**INSTRUCTIONS FOR THE TASK:** Extend the interview about running food for a pub company's Managed Houses, picking up right after its final question.

**GIVEN PASSAGE:**
======

Now, you send an email, and you get a reply within 10 seconds. It’s a hundred miles an hour, whether that’s a good thing or a bad thing, I’m not sure. I quite enjoyed the slow pace [laughs]. And that was only in the 90s.

In the past if I was going away to see a supplier, nobody could get hold of me for two days, it was great. I wasn’t at my desk, so I was uncontactable. That’s so different nowadays. Your to-do list is always there, because it’s always moving.

So, what does your role entail – talk us through it?

I’m responsible for anything to do with food in our Managed Houses. So that’s working with Chris [Food Development Executive] on the menus to make sure we get dishes that all our pubs can cope with, particularly in busy periods, making sure its legal and compliant. We also need to make sure we get things costed properly to ensure we’re making a profit and hitting our financial budgets.

We’ve of course got to offer and source great quality food, so there is a lot of dealing with suppliers and resourcing. Anything to do with food from top to bottom. That includes things like kitchen designs too and the refurbishments for kitchens.

Obviously, it’s well known that there has been a shortage of chefs coming out of the back of the pandemic, things haven’t quite been the same. So, what’s special about the industry to you?

======

Source data:
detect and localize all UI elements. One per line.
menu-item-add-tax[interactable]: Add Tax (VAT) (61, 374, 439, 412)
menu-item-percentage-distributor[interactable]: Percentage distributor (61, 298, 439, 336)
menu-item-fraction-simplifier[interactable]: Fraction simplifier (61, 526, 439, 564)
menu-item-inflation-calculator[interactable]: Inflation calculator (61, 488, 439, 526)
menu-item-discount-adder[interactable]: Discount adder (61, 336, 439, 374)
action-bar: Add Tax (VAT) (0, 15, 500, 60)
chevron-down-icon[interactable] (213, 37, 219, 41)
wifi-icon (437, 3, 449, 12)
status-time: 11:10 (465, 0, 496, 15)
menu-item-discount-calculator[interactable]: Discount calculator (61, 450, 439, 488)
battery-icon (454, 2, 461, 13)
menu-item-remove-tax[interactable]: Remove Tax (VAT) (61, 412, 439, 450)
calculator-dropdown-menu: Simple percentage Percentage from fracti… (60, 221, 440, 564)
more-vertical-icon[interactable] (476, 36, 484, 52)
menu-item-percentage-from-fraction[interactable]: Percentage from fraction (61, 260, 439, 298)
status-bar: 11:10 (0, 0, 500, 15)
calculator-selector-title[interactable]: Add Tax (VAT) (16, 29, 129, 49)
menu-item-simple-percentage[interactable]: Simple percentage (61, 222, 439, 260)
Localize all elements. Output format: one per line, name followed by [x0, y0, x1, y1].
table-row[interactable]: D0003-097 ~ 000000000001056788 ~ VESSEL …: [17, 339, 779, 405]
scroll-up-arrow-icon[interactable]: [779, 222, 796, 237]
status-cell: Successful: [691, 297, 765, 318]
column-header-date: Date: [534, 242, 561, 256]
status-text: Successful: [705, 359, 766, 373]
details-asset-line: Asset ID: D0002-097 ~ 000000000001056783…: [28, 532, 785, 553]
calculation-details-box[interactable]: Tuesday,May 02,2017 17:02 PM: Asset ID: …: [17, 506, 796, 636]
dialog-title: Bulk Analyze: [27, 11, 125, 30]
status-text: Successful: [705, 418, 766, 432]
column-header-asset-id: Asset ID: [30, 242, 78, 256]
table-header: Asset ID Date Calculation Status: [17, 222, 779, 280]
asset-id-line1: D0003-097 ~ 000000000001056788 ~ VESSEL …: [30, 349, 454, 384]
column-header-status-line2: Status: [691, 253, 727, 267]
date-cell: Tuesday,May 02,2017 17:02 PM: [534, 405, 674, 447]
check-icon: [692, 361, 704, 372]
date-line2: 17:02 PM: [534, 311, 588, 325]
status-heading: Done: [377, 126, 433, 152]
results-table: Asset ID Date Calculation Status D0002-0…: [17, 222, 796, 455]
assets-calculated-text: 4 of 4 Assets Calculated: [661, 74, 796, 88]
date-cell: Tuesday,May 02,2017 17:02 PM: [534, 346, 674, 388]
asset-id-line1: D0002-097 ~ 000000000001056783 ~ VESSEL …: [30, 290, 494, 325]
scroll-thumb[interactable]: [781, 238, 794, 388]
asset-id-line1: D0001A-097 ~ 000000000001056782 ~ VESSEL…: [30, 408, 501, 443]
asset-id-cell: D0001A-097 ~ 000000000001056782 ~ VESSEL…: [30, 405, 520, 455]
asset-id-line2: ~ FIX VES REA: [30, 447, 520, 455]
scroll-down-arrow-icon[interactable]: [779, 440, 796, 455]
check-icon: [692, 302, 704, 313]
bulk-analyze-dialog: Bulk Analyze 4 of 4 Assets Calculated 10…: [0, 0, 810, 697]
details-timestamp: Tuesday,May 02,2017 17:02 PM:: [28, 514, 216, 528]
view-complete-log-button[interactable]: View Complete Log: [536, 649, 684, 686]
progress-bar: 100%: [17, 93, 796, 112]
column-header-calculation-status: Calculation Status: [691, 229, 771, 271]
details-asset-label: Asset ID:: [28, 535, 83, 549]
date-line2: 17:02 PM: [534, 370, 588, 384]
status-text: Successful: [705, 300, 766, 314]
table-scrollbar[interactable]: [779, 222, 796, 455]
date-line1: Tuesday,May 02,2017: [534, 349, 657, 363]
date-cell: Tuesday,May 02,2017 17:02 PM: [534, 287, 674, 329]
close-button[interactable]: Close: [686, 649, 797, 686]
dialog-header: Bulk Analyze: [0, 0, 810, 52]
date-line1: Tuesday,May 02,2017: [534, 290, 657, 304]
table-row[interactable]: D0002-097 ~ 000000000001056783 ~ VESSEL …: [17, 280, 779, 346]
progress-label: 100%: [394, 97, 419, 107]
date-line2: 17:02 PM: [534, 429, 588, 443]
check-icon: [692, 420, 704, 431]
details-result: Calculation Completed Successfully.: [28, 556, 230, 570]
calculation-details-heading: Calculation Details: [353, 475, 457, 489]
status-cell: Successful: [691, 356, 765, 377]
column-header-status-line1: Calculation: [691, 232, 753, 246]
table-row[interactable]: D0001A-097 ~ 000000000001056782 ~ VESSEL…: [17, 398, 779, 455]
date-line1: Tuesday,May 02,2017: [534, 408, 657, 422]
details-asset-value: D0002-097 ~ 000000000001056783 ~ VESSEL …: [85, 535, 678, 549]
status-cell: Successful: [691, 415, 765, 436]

======

**EXERCISE ANSWER:**
It’s the buzz. I’ve worked in kitchens for years and years, it becomes addictive. The industry gets under your skin. I do miss working in a kitchen, there is nothing better than doing 300 covers and coming out of the other side and knowing you’ve nailed it and everyone’s happy. When you’re in the kitchen you might have 30 checks on, and your concentration is so intense, and you’re getting the food out and everyone’s happy. And then suddenly you get down to about six checks, and you almost feel the seas calm.

And then you hear that “chh chh chh chh” [the noise of the ticket printer]

[laughs] – Yes, and then it starts again. But it’s that moment, that feeling where you think, ‘we’ve done it’. We’ve only got another 18 meals to get out and then we’re done for the night. It’s a real achievement; your adrenaline is racing. I’ve really met some incredible people over the years.

It is, it’s one of those industries that gets in your blood…

It really does. I started washing up when I was 14, you can’t do that nowadays. But, before I was 16, I already had a knife in my hand and was cooking, and since then I’ve never left the industry. When I left that restaurant, I was one of three head chefs at 18 - then I moved to Blackpool to go to college. That was carnage too.

So, what’s kept you at Robinsons?

It sounds corny, but Robinsons is easily the best place I’ve ever worked. I’ve had a really great boss in Dave for the last 10 years too. It’s just a nice place to work, there’s no pressure, no management by fear, your trusted to get on with your job. There is faith that you’ll get on and deliver what your meant to in your role.

Are there any funny tales you can tell from the last 10 years here?

Ooh that’s a good one; it’s got to be something to do with Ellis [pauses]. I think it might have to be his spontaneous stand up show he did when we were away on a business trip in Amsterdam.

Oh, it was absolutely hilarious, I couldn’t breathe, probably one of the funniest hours of my life. The man needs to be on stage.

It sounds like this is a story we’ll need to hear from Ellis… a part two might be coming here… Finally, if you were to give three pieces of advice to someone looking at cheffing as a career?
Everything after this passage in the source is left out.